>> begin EXERCISE MATERIAL

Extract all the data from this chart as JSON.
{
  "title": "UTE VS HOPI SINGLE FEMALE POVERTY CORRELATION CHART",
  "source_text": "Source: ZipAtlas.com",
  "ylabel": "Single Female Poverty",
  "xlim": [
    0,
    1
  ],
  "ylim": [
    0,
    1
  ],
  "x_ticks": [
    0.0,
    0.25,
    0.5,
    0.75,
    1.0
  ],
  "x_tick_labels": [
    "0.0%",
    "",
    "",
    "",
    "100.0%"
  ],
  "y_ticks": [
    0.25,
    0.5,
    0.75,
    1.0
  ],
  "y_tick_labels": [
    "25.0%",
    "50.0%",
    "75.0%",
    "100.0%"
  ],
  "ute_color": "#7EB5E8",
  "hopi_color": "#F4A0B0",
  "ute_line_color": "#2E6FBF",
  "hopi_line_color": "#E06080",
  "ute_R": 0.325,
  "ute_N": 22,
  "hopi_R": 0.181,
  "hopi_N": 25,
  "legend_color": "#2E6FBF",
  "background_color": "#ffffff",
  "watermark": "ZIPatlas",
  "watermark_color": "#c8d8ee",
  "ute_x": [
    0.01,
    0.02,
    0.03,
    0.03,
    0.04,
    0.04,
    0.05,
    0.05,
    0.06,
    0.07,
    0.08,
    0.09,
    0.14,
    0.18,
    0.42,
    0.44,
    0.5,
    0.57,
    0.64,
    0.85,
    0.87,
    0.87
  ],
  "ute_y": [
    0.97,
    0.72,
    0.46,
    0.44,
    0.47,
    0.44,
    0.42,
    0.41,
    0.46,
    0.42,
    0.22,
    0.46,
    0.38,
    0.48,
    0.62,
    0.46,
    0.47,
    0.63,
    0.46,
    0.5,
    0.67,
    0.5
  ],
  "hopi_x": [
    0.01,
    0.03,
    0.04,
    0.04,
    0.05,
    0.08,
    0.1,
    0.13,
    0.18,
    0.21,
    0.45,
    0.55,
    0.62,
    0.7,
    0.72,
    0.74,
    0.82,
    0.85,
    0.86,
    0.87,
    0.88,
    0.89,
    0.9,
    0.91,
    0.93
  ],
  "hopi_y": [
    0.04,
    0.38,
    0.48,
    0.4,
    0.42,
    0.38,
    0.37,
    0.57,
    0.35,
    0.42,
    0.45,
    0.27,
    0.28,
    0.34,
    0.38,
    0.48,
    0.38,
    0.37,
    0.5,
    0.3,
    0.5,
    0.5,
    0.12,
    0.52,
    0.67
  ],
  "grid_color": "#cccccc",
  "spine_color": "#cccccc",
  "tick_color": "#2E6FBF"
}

>> end EXERCISE MATERIAL

Return the listing above word for word.

Extract all the data from this chart as JSON.
{
  "title": "UTE VS HOPI SINGLE FEMALE POVERTY CORRELATION CHART",
  "source_text": "Source: ZipAtlas.com",
  "ylabel": "Single Female Poverty",
  "xlim": [
    0,
    1
  ],
  "ylim": [
    0,
    1
  ],
  "x_ticks": [
    0.0,
    0.25,
    0.5,
    0.75,
    1.0
  ],
  "x_tick_labels": [
    "0.0%",
    "",
    "",
    "",
    "100.0%"
  ],
  "y_ticks": [
    0.25,
    0.5,
    0.75,
    1.0
  ],
  "y_tick_labels": [
    "25.0%",
    "50.0%",
    "75.0%",
    "100.0%"
  ],
  "ute_color": "#7EB5E8",
  "hopi_color": "#F4A0B0",
  "ute_line_color": "#2E6FBF",
  "hopi_line_color": "#E06080",
  "ute_R": 0.325,
  "ute_N": 22,
  "hopi_R": 0.181,
  "hopi_N": 25,
  "legend_color": "#2E6FBF",
  "background_color": "#ffffff",
  "watermark": "ZIPatlas",
  "watermark_color": "#c8d8ee",
  "ute_x": [
    0.01,
    0.02,
    0.03,
    0.03,
    0.04,
    0.04,
    0.05,
    0.05,
    0.06,
    0.07,
    0.08,
    0.09,
    0.14,
    0.18,
    0.42,
    0.44,
    0.5,
    0.57,
    0.64,
    0.85,
    0.87,
    0.87
  ],
  "ute_y": [
    0.97,
    0.72,
    0.46,
    0.44,
    0.47,
    0.44,
    0.42,
    0.41,
    0.46,
    0.42,
    0.22,
    0.46,
    0.38,
    0.48,
    0.62,
    0.46,
    0.47,
    0.63,
    0.46,
    0.5,
    0.67,
    0.5
  ],
  "hopi_x": [
    0.01,
    0.03,
    0.04,
    0.04,
    0.05,
    0.08,
    0.1,
    0.13,
    0.18,
    0.21,
    0.45,
    0.55,
    0.62,
    0.7,
    0.72,
    0.74,
    0.82,
    0.85,
    0.86,
    0.87,
    0.88,
    0.89,
    0.9,
    0.91,
    0.93
  ],
  "hopi_y": [
    0.04,
    0.38,
    0.48,
    0.4,
    0.42,
    0.38,
    0.37,
    0.57,
    0.35,
    0.42,
    0.45,
    0.27,
    0.28,
    0.34,
    0.38,
    0.48,
    0.38,
    0.37,
    0.5,
    0.3,
    0.5,
    0.5,
    0.12,
    0.52,
    0.67
  ],
  "grid_color": "#cccccc",
  "spine_color": "#cccccc",
  "tick_color": "#2E6FBF"
}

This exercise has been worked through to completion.